──────── Provided data ────────

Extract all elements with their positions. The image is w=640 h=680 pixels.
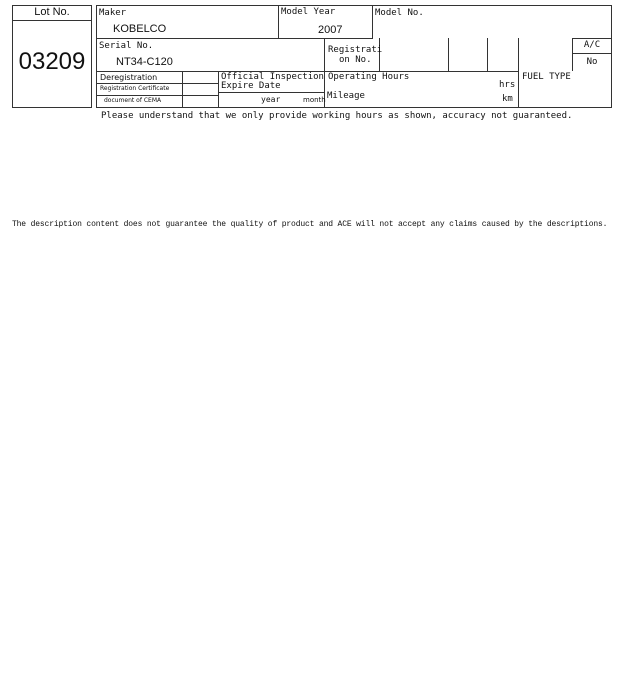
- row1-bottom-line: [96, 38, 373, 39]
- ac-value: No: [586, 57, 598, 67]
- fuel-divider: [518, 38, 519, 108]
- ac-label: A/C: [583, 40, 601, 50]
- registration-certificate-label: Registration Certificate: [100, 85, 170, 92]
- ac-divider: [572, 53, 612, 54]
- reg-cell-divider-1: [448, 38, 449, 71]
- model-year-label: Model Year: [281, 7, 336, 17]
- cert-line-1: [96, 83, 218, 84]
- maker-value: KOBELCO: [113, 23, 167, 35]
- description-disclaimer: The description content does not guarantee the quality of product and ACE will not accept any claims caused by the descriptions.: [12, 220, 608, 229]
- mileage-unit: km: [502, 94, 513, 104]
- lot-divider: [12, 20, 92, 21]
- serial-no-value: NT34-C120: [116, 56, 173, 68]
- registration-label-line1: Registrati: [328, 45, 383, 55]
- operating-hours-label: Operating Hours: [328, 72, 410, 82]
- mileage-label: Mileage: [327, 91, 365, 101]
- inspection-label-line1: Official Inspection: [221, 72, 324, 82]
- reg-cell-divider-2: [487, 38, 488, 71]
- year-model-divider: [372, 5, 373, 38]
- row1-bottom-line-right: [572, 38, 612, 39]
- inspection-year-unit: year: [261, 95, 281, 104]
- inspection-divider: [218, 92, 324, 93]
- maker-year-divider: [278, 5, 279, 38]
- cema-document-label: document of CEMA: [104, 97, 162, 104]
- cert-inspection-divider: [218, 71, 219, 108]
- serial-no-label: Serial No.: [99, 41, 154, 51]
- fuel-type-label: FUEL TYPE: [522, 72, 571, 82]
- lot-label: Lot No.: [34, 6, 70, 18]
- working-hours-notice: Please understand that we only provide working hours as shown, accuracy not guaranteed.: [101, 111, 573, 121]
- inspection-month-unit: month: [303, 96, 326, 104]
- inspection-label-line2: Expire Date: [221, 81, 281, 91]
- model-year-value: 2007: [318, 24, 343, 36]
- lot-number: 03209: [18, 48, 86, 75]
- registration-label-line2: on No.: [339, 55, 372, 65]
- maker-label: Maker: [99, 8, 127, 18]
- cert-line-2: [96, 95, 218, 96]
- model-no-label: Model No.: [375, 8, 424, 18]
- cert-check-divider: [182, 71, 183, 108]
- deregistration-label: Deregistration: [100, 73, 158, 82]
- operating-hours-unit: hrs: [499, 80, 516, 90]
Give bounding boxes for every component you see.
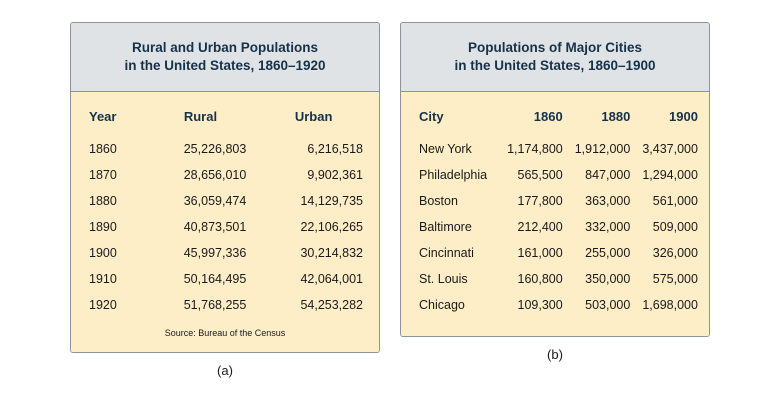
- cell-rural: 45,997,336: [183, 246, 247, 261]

────────

*Task goal:* Reproduce every line of the items above word for word, leaving out the pictures.

*The answer:*
Extract all elements with their positions. The image is w=640 h=680 pixels.
- row1-bottom-line: [96, 38, 373, 39]
- ac-value: No: [586, 57, 598, 67]
- fuel-divider: [518, 38, 519, 108]
- ac-label: A/C: [583, 40, 601, 50]
- registration-certificate-label: Registration Certificate: [100, 85, 170, 92]
- ac-divider: [572, 53, 612, 54]
- reg-cell-divider-1: [448, 38, 449, 71]
- model-year-label: Model Year: [281, 7, 336, 17]
- cert-line-1: [96, 83, 218, 84]
- maker-value: KOBELCO: [113, 23, 167, 35]
- description-disclaimer: The description content does not guarantee the quality of product and ACE will not accept any claims caused by the descriptions.: [12, 220, 608, 229]
- mileage-unit: km: [502, 94, 513, 104]
- lot-divider: [12, 20, 92, 21]
- serial-no-value: NT34-C120: [116, 56, 173, 68]
- registration-label-line1: Registrati: [328, 45, 383, 55]
- operating-hours-label: Operating Hours: [328, 72, 410, 82]
- mileage-label: Mileage: [327, 91, 365, 101]
- inspection-label-line1: Official Inspection: [221, 72, 324, 82]
- reg-cell-divider-2: [487, 38, 488, 71]
- year-model-divider: [372, 5, 373, 38]
- row1-bottom-line-right: [572, 38, 612, 39]
- inspection-year-unit: year: [261, 95, 281, 104]
- inspection-divider: [218, 92, 324, 93]
- maker-year-divider: [278, 5, 279, 38]
- cema-document-label: document of CEMA: [104, 97, 162, 104]
- cert-inspection-divider: [218, 71, 219, 108]
- serial-no-label: Serial No.: [99, 41, 154, 51]
- fuel-type-label: FUEL TYPE: [522, 72, 571, 82]
- lot-label: Lot No.: [34, 6, 70, 18]
- working-hours-notice: Please understand that we only provide working hours as shown, accuracy not guaranteed.: [101, 111, 573, 121]
- inspection-month-unit: month: [303, 96, 326, 104]
- inspection-label-line2: Expire Date: [221, 81, 281, 91]
- model-year-value: 2007: [318, 24, 343, 36]
- lot-number: 03209: [18, 48, 86, 75]
- registration-label-line2: on No.: [339, 55, 372, 65]
- maker-label: Maker: [99, 8, 127, 18]
- cert-line-2: [96, 95, 218, 96]
- model-no-label: Model No.: [375, 8, 424, 18]
- cert-check-divider: [182, 71, 183, 108]
- deregistration-label: Deregistration: [100, 73, 158, 82]
- operating-hours-unit: hrs: [499, 80, 516, 90]
Give bounding boxes for every component you see.
- cell-rural: 45,997,336: [183, 246, 247, 261]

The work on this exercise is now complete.